SHORT EXERCISE » Lines containing "title" are to be counted. Report the count alone.

(Records about charts and figures)
☆ ☆ ☆ ☆ ☆ ☆ ☆
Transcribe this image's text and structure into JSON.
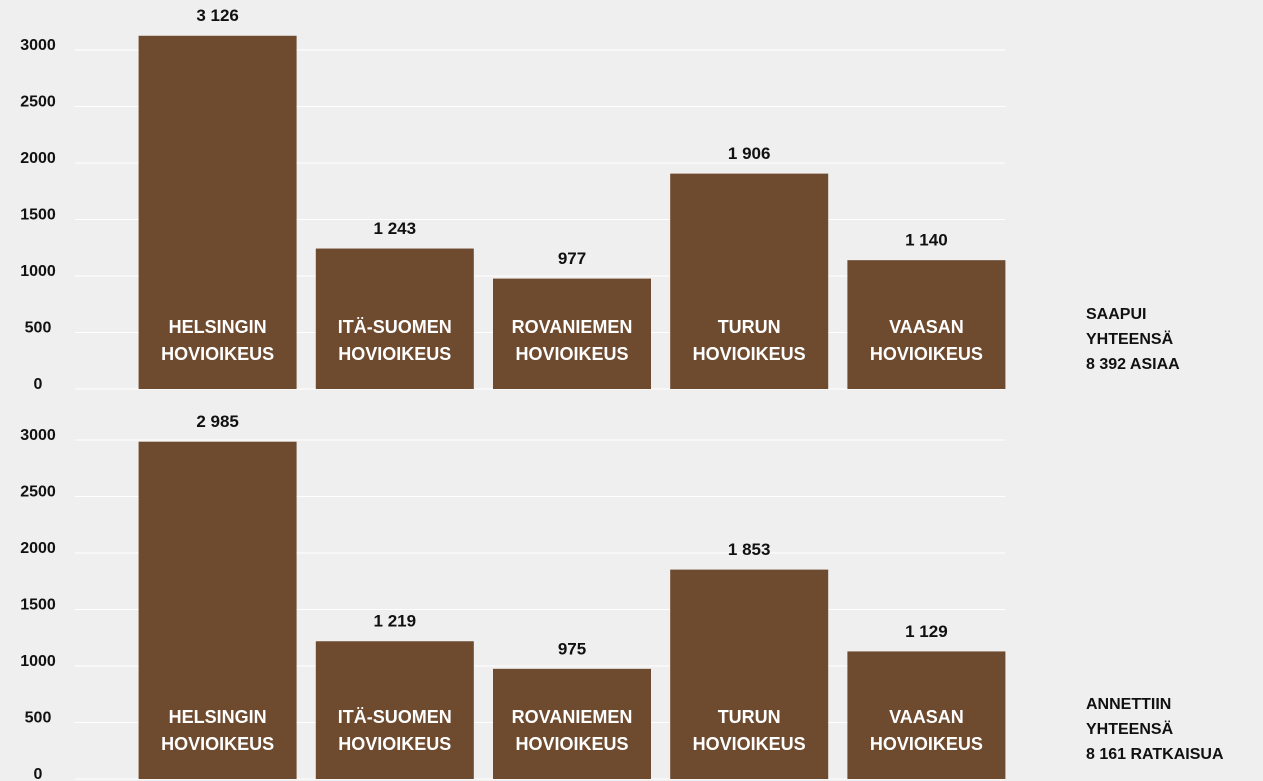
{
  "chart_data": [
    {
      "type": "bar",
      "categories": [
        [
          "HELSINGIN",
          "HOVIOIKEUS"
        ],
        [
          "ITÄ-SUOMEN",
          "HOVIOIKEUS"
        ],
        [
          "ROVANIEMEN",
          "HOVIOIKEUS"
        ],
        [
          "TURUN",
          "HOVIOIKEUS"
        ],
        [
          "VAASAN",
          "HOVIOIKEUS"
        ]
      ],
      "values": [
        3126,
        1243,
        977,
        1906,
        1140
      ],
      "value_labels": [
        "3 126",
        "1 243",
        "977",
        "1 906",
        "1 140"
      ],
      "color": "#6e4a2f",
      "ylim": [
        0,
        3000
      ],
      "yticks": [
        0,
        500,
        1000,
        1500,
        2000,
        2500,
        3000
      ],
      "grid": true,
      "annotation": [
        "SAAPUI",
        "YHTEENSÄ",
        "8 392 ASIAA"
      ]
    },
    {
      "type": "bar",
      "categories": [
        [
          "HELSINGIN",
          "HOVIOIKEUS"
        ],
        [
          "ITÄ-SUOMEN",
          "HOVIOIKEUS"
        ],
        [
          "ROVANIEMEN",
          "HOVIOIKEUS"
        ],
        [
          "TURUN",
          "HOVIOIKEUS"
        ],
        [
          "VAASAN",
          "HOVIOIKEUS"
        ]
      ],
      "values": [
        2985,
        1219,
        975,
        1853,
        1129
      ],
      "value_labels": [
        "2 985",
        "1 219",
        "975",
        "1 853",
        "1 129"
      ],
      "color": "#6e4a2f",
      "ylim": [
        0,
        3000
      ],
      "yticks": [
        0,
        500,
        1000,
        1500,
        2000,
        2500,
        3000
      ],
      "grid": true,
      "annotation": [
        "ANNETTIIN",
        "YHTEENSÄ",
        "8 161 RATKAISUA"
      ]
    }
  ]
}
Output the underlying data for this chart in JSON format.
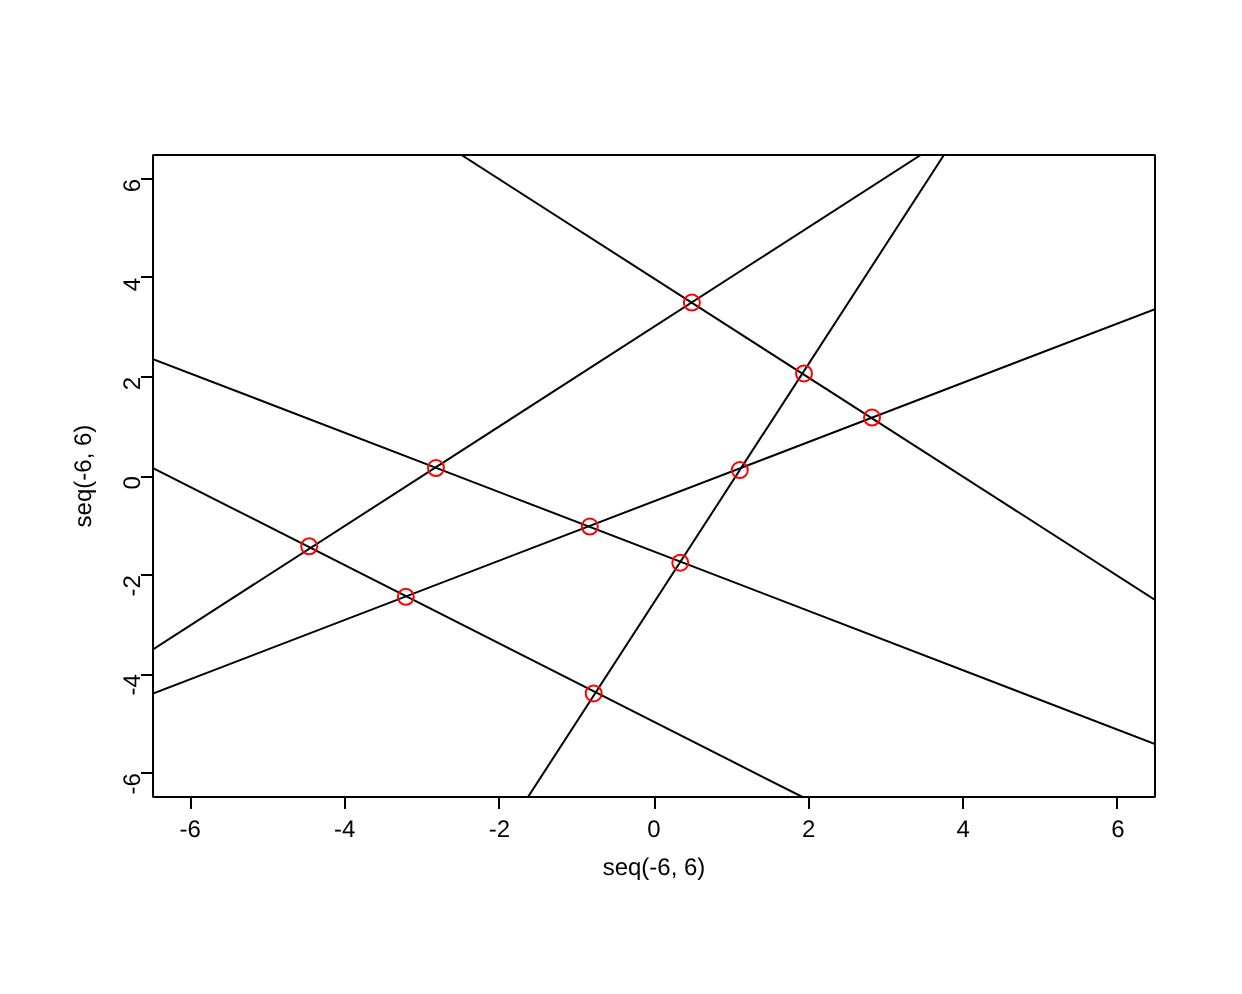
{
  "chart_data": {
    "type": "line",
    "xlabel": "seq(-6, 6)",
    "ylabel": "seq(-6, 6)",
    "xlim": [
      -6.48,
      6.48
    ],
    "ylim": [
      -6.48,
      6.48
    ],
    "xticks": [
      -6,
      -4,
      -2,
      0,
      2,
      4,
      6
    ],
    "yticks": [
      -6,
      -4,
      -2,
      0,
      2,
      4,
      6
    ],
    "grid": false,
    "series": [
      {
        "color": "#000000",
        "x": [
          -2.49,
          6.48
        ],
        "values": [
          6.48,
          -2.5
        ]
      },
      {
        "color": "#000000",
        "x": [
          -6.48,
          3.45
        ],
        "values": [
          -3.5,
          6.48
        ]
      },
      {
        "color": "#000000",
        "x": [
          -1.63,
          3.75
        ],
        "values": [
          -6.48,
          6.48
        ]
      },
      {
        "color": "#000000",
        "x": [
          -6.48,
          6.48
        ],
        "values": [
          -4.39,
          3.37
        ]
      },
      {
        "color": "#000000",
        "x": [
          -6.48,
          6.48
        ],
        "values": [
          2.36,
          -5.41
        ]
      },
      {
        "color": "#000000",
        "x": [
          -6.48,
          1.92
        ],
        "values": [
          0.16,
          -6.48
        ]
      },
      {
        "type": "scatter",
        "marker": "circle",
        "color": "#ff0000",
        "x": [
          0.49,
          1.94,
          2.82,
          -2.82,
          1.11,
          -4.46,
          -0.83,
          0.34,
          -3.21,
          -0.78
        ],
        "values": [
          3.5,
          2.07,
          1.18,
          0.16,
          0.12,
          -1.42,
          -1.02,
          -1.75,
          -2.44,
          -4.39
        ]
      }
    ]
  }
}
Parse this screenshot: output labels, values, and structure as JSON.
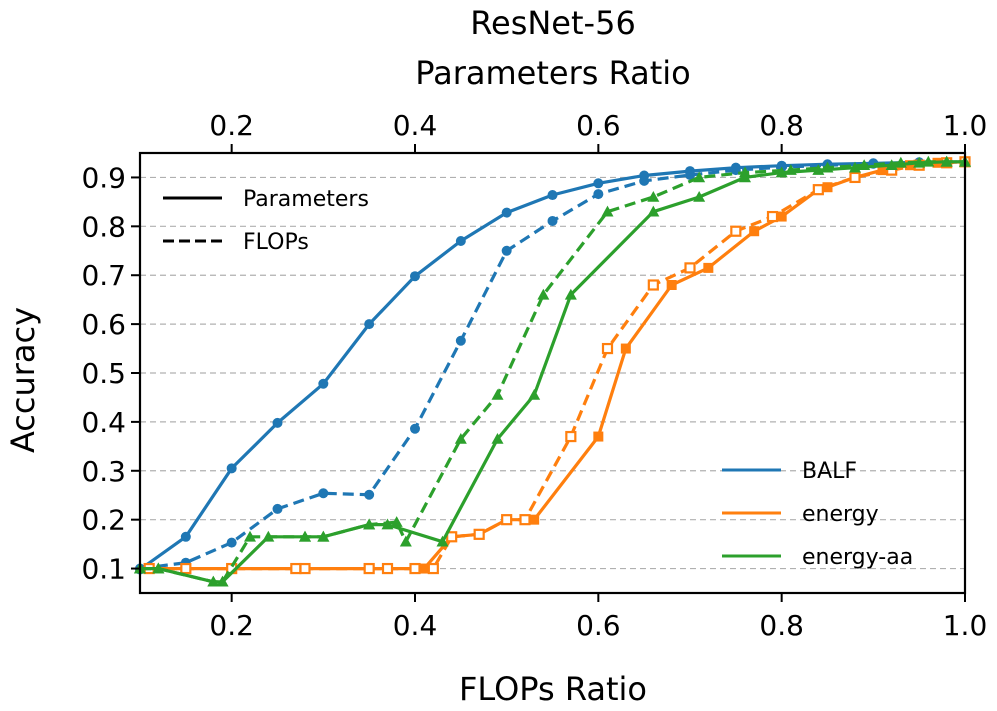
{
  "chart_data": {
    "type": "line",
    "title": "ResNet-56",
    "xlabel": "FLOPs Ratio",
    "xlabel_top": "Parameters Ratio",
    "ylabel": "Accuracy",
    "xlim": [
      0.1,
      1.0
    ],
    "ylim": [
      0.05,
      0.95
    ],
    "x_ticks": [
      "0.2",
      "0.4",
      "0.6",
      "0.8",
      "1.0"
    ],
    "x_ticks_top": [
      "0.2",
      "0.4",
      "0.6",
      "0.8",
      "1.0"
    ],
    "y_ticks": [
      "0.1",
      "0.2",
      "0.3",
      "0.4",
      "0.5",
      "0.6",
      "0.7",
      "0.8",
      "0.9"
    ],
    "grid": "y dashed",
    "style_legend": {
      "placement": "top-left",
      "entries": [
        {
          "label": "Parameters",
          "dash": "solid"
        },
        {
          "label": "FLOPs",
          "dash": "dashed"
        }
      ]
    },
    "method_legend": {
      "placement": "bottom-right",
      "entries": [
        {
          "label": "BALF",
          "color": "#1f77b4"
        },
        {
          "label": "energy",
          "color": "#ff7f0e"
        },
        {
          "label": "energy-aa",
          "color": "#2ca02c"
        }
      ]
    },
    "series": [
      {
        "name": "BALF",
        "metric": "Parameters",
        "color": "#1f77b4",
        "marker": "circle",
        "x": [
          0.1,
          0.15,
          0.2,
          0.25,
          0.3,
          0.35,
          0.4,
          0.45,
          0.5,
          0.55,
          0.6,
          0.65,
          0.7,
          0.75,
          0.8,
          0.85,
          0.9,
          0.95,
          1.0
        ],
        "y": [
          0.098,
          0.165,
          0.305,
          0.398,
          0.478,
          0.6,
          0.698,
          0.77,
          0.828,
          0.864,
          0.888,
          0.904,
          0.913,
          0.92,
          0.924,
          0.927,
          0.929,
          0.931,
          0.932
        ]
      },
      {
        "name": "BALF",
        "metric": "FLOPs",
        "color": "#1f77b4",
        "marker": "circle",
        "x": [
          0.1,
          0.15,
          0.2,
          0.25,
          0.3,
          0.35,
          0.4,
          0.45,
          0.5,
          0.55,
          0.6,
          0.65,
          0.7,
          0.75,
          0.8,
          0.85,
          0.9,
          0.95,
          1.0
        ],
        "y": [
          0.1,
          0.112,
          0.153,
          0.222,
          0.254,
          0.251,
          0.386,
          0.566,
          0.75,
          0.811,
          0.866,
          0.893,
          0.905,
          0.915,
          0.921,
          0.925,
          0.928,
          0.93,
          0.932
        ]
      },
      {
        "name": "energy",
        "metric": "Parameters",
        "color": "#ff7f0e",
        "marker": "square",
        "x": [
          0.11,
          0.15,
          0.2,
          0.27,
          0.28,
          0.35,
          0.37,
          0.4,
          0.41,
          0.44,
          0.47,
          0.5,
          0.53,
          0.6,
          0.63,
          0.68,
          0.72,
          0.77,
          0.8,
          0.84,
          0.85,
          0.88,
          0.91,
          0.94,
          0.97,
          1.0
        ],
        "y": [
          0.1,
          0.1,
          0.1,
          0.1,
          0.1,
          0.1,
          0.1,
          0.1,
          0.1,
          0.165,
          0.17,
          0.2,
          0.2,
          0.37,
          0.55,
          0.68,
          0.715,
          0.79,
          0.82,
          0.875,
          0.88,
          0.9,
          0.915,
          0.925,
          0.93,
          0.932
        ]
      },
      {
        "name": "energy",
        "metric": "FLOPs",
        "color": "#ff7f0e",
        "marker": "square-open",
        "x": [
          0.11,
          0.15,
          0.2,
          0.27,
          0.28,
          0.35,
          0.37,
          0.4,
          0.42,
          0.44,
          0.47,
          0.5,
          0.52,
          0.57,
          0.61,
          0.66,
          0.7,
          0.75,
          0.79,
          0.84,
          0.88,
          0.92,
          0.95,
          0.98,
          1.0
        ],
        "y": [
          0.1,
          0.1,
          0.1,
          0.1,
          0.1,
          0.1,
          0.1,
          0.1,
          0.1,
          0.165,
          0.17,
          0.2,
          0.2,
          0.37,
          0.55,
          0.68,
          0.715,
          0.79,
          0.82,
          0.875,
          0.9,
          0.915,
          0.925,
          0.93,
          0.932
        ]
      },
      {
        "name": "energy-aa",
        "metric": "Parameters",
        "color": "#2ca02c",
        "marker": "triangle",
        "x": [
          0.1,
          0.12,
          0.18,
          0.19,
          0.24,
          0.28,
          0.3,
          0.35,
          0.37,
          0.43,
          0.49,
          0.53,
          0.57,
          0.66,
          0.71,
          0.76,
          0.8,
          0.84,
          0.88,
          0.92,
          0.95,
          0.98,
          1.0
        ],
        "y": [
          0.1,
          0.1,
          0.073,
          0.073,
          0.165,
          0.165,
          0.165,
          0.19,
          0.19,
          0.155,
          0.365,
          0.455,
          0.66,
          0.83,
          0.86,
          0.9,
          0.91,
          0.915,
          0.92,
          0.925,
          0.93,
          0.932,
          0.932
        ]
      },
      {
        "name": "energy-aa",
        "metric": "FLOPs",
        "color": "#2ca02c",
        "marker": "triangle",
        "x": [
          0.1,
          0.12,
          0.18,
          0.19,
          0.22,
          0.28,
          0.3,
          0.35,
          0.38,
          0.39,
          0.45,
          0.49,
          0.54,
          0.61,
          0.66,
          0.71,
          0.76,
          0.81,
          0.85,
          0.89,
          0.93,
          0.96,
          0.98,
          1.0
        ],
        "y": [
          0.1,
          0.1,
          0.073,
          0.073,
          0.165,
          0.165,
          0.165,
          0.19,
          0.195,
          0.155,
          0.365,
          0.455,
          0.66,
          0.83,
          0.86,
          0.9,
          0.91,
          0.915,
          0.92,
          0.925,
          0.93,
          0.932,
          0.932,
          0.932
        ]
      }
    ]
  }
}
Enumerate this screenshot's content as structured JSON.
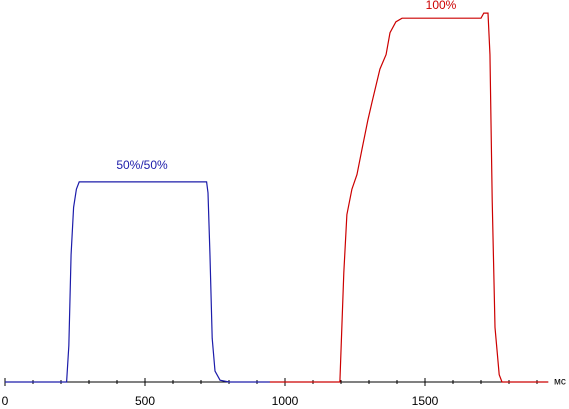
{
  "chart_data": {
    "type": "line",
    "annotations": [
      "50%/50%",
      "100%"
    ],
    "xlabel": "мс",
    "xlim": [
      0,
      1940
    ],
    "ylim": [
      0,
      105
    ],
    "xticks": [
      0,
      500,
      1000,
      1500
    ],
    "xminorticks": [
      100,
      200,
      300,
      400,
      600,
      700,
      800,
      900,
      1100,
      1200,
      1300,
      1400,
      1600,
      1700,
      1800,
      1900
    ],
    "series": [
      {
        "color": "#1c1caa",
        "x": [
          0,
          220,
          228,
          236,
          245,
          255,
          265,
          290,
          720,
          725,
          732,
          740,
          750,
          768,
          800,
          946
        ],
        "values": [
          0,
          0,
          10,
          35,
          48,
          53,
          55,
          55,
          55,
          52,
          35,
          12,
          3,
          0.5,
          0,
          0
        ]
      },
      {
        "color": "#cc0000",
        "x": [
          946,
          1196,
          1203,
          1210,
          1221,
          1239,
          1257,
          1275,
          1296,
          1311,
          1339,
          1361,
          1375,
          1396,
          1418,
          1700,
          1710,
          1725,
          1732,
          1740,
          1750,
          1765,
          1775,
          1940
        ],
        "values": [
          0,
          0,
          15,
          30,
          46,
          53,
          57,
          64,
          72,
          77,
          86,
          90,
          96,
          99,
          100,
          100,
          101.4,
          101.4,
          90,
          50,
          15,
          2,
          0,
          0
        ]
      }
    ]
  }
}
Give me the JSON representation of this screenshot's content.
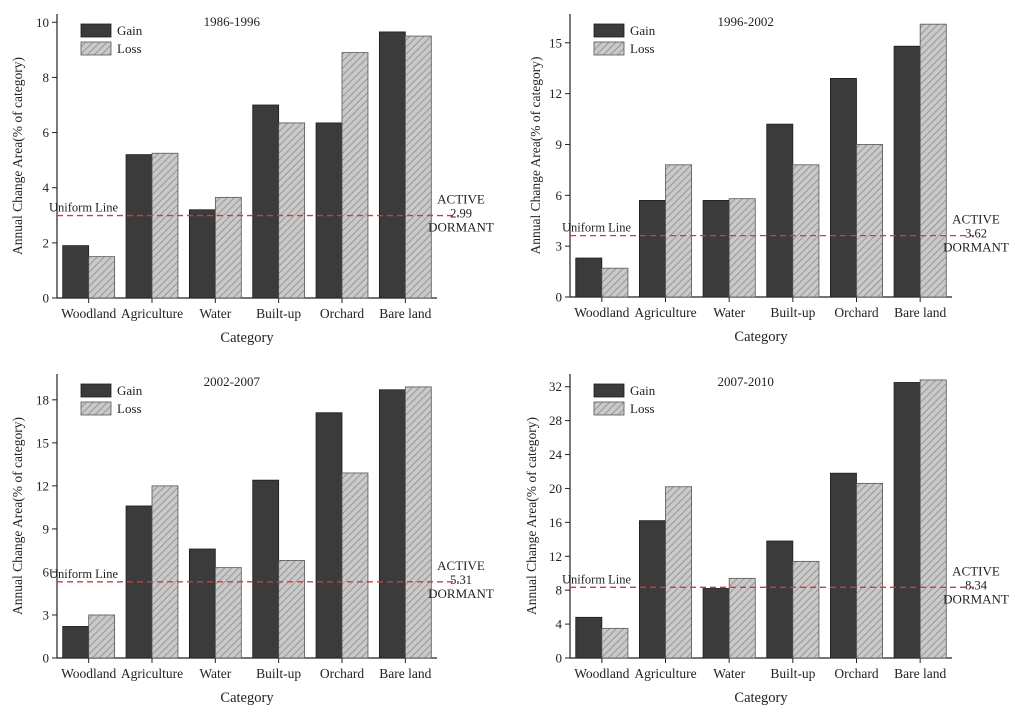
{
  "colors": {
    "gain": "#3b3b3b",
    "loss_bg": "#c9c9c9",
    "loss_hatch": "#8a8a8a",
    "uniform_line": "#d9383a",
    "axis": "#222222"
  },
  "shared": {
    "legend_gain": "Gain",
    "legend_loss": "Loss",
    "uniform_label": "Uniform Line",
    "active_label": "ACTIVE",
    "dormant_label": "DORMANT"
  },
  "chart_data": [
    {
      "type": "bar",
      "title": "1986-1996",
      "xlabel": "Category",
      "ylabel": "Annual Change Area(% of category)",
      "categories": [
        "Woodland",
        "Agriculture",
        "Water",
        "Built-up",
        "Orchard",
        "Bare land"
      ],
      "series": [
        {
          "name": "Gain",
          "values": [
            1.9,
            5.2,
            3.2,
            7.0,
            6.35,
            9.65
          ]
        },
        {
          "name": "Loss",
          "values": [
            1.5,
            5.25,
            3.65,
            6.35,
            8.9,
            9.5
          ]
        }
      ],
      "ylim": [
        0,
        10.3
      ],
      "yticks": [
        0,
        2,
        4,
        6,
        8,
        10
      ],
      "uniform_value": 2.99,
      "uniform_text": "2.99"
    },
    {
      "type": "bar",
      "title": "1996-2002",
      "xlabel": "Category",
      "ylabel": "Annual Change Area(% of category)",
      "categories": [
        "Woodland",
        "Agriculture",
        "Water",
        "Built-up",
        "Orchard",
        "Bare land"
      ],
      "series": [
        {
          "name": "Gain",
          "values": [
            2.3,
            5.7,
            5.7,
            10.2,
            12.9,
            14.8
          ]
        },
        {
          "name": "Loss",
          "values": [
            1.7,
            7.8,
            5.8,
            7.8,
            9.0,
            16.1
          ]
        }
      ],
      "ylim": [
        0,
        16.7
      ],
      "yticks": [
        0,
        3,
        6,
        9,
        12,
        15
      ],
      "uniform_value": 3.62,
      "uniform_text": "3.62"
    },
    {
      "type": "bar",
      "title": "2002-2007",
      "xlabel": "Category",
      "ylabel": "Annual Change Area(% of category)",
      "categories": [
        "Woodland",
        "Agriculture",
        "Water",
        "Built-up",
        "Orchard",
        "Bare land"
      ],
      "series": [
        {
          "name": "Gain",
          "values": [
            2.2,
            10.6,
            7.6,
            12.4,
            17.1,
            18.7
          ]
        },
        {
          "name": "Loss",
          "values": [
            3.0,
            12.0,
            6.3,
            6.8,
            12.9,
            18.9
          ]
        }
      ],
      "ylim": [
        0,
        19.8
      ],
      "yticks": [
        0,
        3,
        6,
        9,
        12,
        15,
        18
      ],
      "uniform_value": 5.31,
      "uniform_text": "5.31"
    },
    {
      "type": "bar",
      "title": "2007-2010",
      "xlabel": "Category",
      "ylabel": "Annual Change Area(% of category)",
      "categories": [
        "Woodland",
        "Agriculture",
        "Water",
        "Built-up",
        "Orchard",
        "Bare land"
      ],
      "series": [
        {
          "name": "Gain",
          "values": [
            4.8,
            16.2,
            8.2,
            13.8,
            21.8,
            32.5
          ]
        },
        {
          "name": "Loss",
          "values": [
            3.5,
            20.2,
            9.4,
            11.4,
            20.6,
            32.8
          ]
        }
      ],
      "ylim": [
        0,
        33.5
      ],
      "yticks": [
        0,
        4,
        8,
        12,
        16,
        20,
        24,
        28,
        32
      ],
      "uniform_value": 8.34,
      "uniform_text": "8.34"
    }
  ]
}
☆ ☆ ☆ ☆ ☆ ☆ ☆
RESULT OF THE TASK » 5